**WHAT NEEDS TO BE DONE:** Copy the listing below word for word, starting at its very first line and ending at the line that contains "732, 599, 744]", with both of those lines included.

**INPUT:**
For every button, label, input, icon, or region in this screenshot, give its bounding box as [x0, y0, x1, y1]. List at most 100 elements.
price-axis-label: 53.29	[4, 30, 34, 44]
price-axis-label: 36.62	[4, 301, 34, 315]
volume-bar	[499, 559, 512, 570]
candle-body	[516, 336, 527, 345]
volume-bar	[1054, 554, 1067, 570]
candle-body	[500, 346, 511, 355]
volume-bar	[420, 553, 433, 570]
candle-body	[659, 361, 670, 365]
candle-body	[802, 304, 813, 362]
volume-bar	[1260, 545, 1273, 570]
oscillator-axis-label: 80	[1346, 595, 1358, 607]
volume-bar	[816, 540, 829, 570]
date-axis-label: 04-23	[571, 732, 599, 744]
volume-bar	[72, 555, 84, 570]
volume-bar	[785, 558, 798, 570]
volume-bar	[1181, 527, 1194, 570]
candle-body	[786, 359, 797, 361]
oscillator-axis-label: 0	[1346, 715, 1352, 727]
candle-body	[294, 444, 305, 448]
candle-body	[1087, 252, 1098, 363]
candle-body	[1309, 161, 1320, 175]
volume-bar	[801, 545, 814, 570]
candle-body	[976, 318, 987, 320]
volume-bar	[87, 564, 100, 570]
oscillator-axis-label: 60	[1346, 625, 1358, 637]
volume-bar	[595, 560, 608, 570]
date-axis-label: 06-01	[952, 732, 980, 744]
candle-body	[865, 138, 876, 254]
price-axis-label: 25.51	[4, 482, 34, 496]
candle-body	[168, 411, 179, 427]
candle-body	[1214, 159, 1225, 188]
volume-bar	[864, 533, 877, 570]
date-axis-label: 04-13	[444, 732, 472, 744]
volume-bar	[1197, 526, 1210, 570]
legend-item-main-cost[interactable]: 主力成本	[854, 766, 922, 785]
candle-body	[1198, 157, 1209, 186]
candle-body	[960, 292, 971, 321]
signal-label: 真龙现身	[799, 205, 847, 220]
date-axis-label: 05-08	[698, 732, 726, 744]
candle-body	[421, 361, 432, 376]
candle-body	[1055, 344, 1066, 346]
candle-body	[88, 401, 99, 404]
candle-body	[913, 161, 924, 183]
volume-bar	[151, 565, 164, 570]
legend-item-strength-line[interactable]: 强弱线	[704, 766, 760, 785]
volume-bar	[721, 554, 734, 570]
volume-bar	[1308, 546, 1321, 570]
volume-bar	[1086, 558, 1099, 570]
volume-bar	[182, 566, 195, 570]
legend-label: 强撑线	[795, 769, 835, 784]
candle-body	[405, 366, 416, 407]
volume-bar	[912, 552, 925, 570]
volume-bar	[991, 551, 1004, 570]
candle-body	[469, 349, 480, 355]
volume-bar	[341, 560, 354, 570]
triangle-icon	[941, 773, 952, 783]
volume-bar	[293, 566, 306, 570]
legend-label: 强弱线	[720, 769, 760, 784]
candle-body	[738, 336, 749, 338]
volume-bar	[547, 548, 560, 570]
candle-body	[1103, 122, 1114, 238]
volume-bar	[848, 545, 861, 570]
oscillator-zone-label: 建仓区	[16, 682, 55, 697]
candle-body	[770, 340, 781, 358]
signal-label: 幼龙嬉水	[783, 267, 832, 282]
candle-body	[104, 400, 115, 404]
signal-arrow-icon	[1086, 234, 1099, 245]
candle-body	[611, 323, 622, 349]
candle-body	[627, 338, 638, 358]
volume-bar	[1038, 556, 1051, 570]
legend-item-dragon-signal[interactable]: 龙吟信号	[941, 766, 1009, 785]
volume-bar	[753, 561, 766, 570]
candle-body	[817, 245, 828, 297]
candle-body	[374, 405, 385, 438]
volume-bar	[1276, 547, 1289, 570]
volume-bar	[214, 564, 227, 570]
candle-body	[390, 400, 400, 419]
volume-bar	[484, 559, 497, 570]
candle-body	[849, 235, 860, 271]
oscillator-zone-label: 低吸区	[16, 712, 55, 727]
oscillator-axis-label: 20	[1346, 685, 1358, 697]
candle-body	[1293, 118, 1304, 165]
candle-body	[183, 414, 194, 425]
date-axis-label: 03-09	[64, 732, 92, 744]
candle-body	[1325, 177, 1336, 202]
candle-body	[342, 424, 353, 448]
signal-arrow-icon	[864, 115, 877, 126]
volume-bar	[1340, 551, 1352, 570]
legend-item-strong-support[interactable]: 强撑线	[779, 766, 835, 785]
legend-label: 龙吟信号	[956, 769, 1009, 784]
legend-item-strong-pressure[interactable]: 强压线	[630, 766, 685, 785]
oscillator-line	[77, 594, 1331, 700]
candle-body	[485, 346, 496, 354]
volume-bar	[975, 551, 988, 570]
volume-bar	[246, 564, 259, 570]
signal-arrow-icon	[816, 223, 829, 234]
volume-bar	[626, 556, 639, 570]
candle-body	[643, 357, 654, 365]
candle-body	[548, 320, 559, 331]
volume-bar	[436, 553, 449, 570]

**TASK ANSWER:**
For every button, label, input, icon, or region in this screenshot, give its bounding box as [x0, y0, x1, y1]. List at most 100 elements.
price-axis-label: 53.29	[4, 30, 34, 44]
price-axis-label: 36.62	[4, 301, 34, 315]
volume-bar	[499, 559, 512, 570]
candle-body	[516, 336, 527, 345]
volume-bar	[1054, 554, 1067, 570]
candle-body	[500, 346, 511, 355]
volume-bar	[420, 553, 433, 570]
candle-body	[659, 361, 670, 365]
candle-body	[802, 304, 813, 362]
volume-bar	[1260, 545, 1273, 570]
oscillator-axis-label: 80	[1346, 595, 1358, 607]
volume-bar	[816, 540, 829, 570]
date-axis-label: 04-23	[571, 732, 599, 744]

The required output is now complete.